## DATASET ENTRIES
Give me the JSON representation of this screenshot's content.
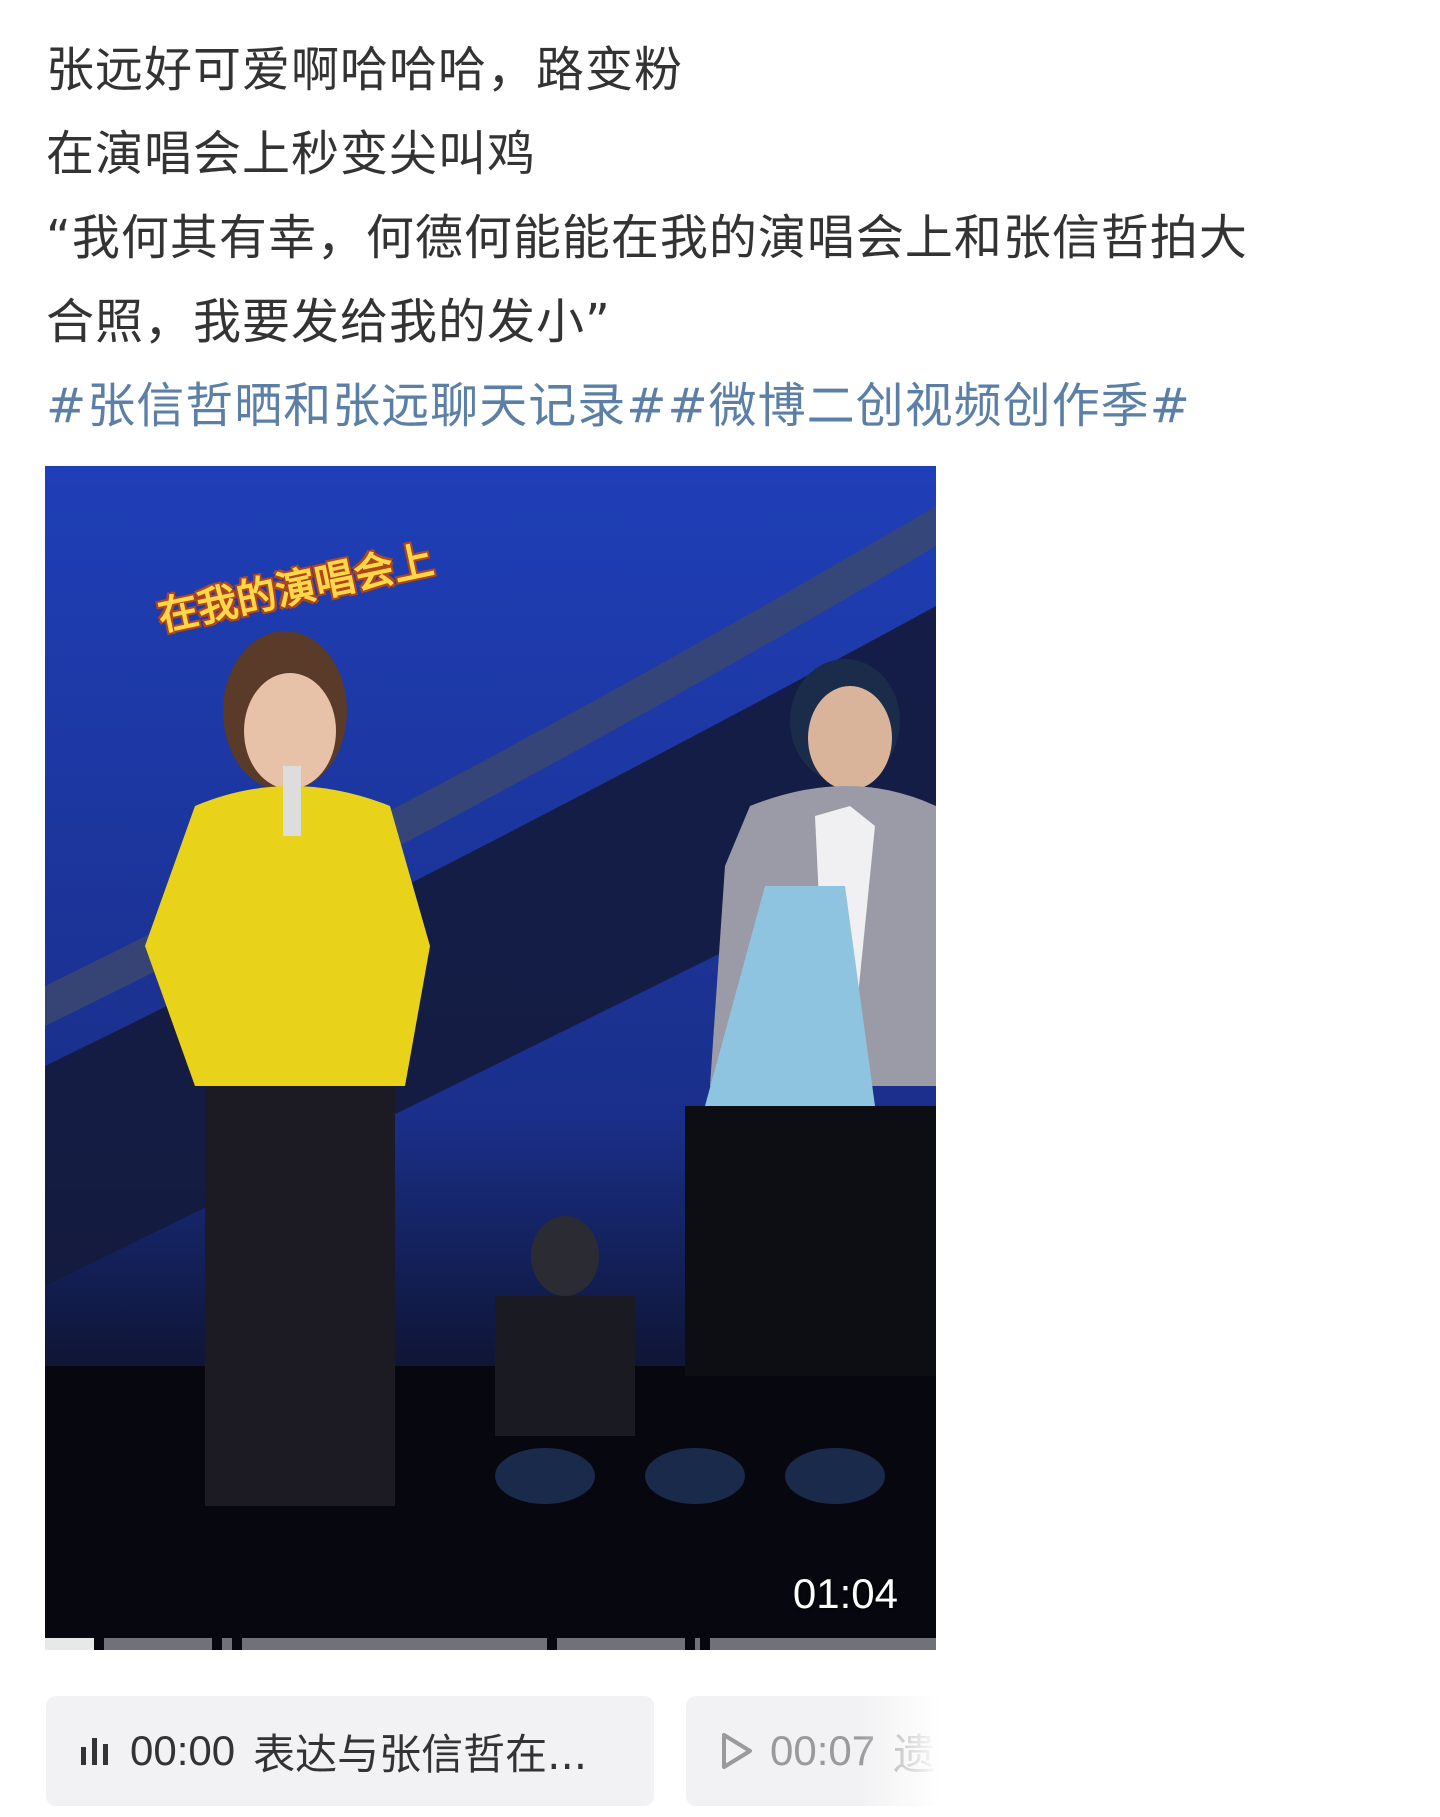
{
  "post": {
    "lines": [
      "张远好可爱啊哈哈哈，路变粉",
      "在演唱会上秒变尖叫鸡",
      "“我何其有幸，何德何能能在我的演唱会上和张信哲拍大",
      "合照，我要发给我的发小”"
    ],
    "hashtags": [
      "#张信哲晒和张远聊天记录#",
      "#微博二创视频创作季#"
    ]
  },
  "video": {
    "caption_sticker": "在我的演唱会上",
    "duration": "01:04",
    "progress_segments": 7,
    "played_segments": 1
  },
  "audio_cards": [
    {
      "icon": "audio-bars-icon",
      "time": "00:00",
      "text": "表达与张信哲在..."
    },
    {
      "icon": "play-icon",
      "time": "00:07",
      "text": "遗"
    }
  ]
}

## JOB
Print out the lines exactly, skipping any picture.

## OUTPUT OF THE EXERCISE
Give me the JSON representation of this screenshot's content.
{
  "post": {
    "lines": [
      "张远好可爱啊哈哈哈，路变粉",
      "在演唱会上秒变尖叫鸡",
      "“我何其有幸，何德何能能在我的演唱会上和张信哲拍大",
      "合照，我要发给我的发小”"
    ],
    "hashtags": [
      "#张信哲晒和张远聊天记录#",
      "#微博二创视频创作季#"
    ]
  },
  "video": {
    "caption_sticker": "在我的演唱会上",
    "duration": "01:04",
    "progress_segments": 7,
    "played_segments": 1
  },
  "audio_cards": [
    {
      "icon": "audio-bars-icon",
      "time": "00:00",
      "text": "表达与张信哲在..."
    },
    {
      "icon": "play-icon",
      "time": "00:07",
      "text": "遗"
    }
  ]
}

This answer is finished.